The problem. Each line below should be reproduced without any alteration.

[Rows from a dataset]

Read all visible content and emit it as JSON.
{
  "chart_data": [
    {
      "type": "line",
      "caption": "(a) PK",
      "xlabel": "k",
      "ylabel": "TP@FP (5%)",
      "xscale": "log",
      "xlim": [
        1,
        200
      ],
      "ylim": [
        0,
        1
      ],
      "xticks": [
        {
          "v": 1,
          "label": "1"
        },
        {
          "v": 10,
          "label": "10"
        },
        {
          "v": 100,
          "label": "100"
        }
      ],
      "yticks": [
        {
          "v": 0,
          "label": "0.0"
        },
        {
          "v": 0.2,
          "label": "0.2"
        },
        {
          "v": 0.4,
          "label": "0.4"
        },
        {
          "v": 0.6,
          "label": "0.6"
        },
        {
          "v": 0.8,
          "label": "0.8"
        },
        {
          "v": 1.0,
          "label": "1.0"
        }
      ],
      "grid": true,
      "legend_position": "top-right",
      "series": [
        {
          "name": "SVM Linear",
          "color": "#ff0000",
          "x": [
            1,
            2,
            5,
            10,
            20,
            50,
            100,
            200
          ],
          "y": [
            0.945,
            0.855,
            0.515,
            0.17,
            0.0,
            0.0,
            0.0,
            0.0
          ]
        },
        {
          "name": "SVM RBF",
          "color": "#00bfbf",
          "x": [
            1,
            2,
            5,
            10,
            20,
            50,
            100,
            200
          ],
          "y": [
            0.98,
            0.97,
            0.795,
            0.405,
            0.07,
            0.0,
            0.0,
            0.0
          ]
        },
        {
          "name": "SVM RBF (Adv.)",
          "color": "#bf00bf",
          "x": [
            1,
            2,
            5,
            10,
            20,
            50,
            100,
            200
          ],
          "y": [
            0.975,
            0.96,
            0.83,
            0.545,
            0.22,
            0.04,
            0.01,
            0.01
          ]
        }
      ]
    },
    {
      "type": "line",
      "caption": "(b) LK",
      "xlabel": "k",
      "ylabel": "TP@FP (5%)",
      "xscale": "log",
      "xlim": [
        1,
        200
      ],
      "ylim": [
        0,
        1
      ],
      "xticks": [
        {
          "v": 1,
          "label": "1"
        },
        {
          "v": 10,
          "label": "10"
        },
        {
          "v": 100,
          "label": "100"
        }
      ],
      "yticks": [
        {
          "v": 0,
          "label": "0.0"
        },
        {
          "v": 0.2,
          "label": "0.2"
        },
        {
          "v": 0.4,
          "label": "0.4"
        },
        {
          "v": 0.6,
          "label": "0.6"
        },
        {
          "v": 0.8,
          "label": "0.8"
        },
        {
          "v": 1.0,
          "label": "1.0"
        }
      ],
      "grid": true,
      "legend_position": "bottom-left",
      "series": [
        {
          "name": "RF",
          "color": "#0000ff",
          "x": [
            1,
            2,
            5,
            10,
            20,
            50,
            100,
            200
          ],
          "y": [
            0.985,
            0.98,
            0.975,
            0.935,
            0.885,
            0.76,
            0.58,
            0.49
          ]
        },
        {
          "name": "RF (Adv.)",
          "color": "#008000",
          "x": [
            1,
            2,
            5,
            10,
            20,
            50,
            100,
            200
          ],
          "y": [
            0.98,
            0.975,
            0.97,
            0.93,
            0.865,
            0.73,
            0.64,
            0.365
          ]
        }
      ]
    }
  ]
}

Result for this task.
Read all visible content and emit it as JSON.
{
  "chart_data": [
    {
      "type": "line",
      "caption": "(a) PK",
      "xlabel": "k",
      "ylabel": "TP@FP (5%)",
      "xscale": "log",
      "xlim": [
        1,
        200
      ],
      "ylim": [
        0,
        1
      ],
      "xticks": [
        {
          "v": 1,
          "label": "1"
        },
        {
          "v": 10,
          "label": "10"
        },
        {
          "v": 100,
          "label": "100"
        }
      ],
      "yticks": [
        {
          "v": 0,
          "label": "0.0"
        },
        {
          "v": 0.2,
          "label": "0.2"
        },
        {
          "v": 0.4,
          "label": "0.4"
        },
        {
          "v": 0.6,
          "label": "0.6"
        },
        {
          "v": 0.8,
          "label": "0.8"
        },
        {
          "v": 1.0,
          "label": "1.0"
        }
      ],
      "grid": true,
      "legend_position": "top-right",
      "series": [
        {
          "name": "SVM Linear",
          "color": "#ff0000",
          "x": [
            1,
            2,
            5,
            10,
            20,
            50,
            100,
            200
          ],
          "y": [
            0.945,
            0.855,
            0.515,
            0.17,
            0.0,
            0.0,
            0.0,
            0.0
          ]
        },
        {
          "name": "SVM RBF",
          "color": "#00bfbf",
          "x": [
            1,
            2,
            5,
            10,
            20,
            50,
            100,
            200
          ],
          "y": [
            0.98,
            0.97,
            0.795,
            0.405,
            0.07,
            0.0,
            0.0,
            0.0
          ]
        },
        {
          "name": "SVM RBF (Adv.)",
          "color": "#bf00bf",
          "x": [
            1,
            2,
            5,
            10,
            20,
            50,
            100,
            200
          ],
          "y": [
            0.975,
            0.96,
            0.83,
            0.545,
            0.22,
            0.04,
            0.01,
            0.01
          ]
        }
      ]
    },
    {
      "type": "line",
      "caption": "(b) LK",
      "xlabel": "k",
      "ylabel": "TP@FP (5%)",
      "xscale": "log",
      "xlim": [
        1,
        200
      ],
      "ylim": [
        0,
        1
      ],
      "xticks": [
        {
          "v": 1,
          "label": "1"
        },
        {
          "v": 10,
          "label": "10"
        },
        {
          "v": 100,
          "label": "100"
        }
      ],
      "yticks": [
        {
          "v": 0,
          "label": "0.0"
        },
        {
          "v": 0.2,
          "label": "0.2"
        },
        {
          "v": 0.4,
          "label": "0.4"
        },
        {
          "v": 0.6,
          "label": "0.6"
        },
        {
          "v": 0.8,
          "label": "0.8"
        },
        {
          "v": 1.0,
          "label": "1.0"
        }
      ],
      "grid": true,
      "legend_position": "bottom-left",
      "series": [
        {
          "name": "RF",
          "color": "#0000ff",
          "x": [
            1,
            2,
            5,
            10,
            20,
            50,
            100,
            200
          ],
          "y": [
            0.985,
            0.98,
            0.975,
            0.935,
            0.885,
            0.76,
            0.58,
            0.49
          ]
        },
        {
          "name": "RF (Adv.)",
          "color": "#008000",
          "x": [
            1,
            2,
            5,
            10,
            20,
            50,
            100,
            200
          ],
          "y": [
            0.98,
            0.975,
            0.97,
            0.93,
            0.865,
            0.73,
            0.64,
            0.365
          ]
        }
      ]
    }
  ]
}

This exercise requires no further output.